* [Exercise brief] Write out the listing below exactly, and omit any images you find in it.

....................

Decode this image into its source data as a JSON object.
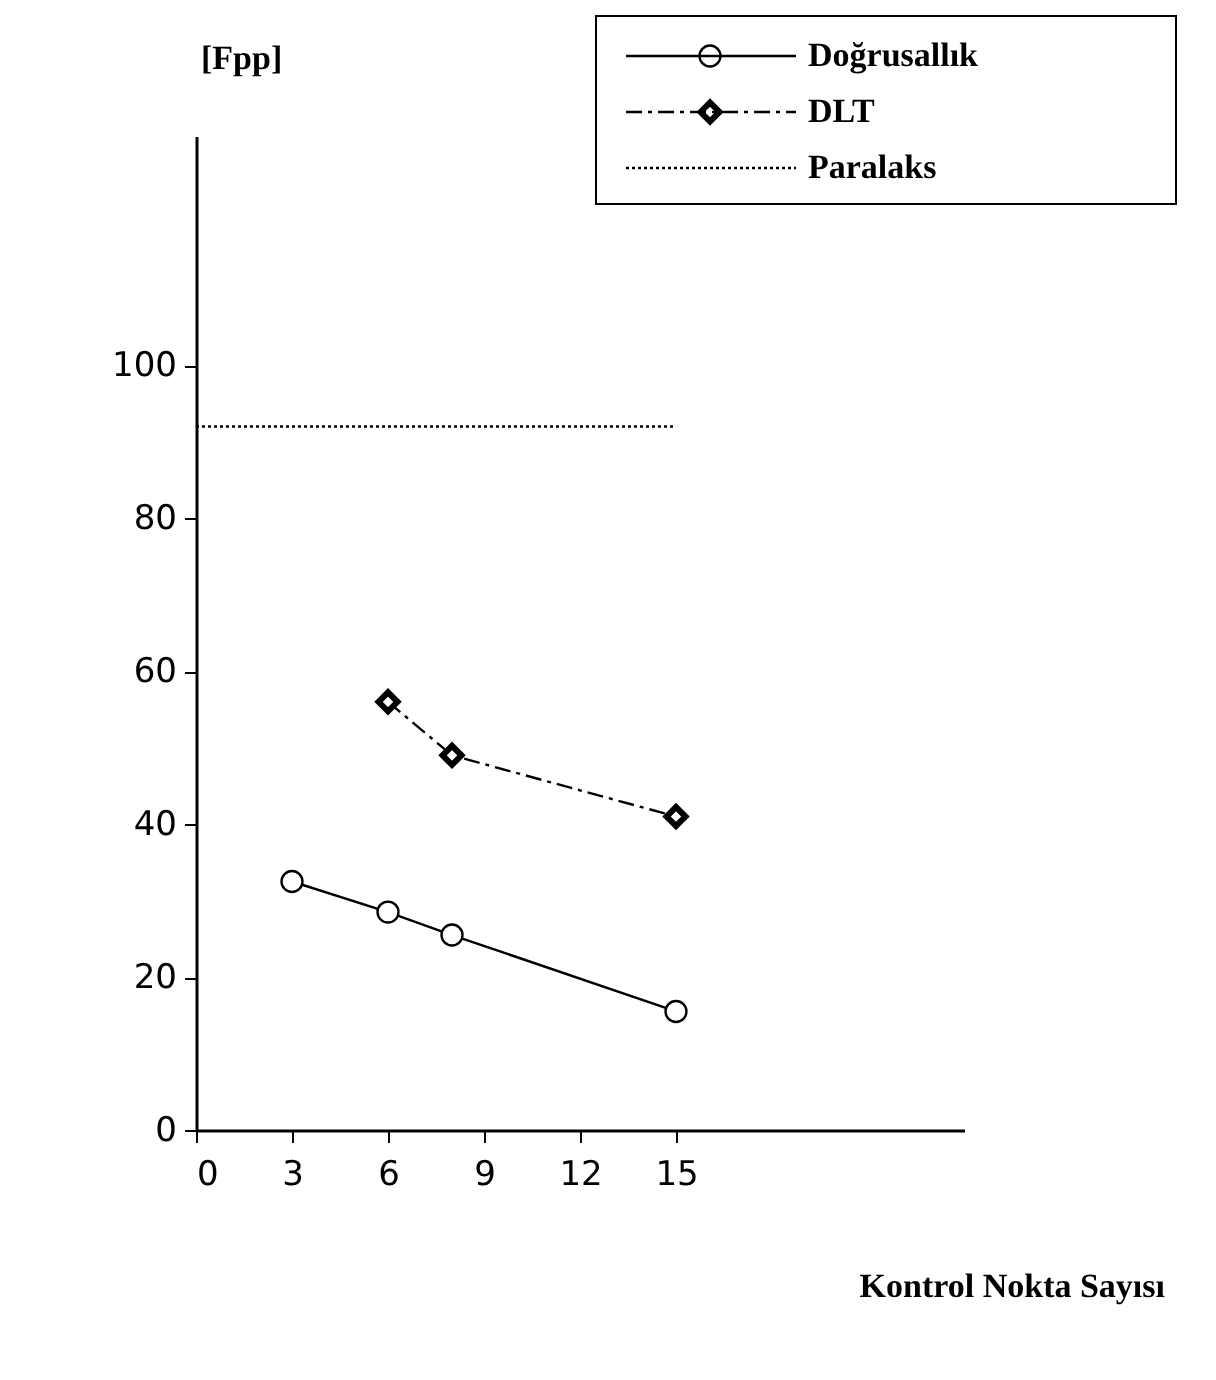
{
  "chart_data": {
    "type": "line",
    "xlabel": "Kontrol Nokta Sayısı",
    "ylabel": "[Fpp]",
    "xlim": [
      0,
      24
    ],
    "ylim": [
      0,
      130
    ],
    "xticks": [
      0,
      3,
      6,
      9,
      12,
      15
    ],
    "yticks": [
      0,
      20,
      40,
      60,
      80,
      100
    ],
    "grid": false,
    "legend": "top right",
    "series": [
      {
        "name": "Doğrusallık",
        "color": "#000000",
        "x": [
          3,
          6,
          8,
          15
        ],
        "values": [
          32.5,
          28.5,
          25.5,
          15.5
        ],
        "marker": "circle",
        "line_style": "solid"
      },
      {
        "name": "DLT",
        "color": "#000000",
        "x": [
          6,
          8,
          15
        ],
        "values": [
          56,
          49,
          41
        ],
        "marker": "diamond",
        "line_style": "dashed"
      },
      {
        "name": "Paralaks",
        "color": "#000000",
        "x": [
          0,
          15
        ],
        "values": [
          92,
          92
        ],
        "marker": "none",
        "line_style": "dotted"
      }
    ]
  }
}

....................

* [Task solution]
Decode this image into its source data as a JSON object.
{
  "chart_data": {
    "type": "line",
    "xlabel": "Kontrol Nokta Sayısı",
    "ylabel": "[Fpp]",
    "xlim": [
      0,
      24
    ],
    "ylim": [
      0,
      130
    ],
    "xticks": [
      0,
      3,
      6,
      9,
      12,
      15
    ],
    "yticks": [
      0,
      20,
      40,
      60,
      80,
      100
    ],
    "grid": false,
    "legend": "top right",
    "series": [
      {
        "name": "Doğrusallık",
        "color": "#000000",
        "x": [
          3,
          6,
          8,
          15
        ],
        "values": [
          32.5,
          28.5,
          25.5,
          15.5
        ],
        "marker": "circle",
        "line_style": "solid"
      },
      {
        "name": "DLT",
        "color": "#000000",
        "x": [
          6,
          8,
          15
        ],
        "values": [
          56,
          49,
          41
        ],
        "marker": "diamond",
        "line_style": "dashed"
      },
      {
        "name": "Paralaks",
        "color": "#000000",
        "x": [
          0,
          15
        ],
        "values": [
          92,
          92
        ],
        "marker": "none",
        "line_style": "dotted"
      }
    ]
  }
}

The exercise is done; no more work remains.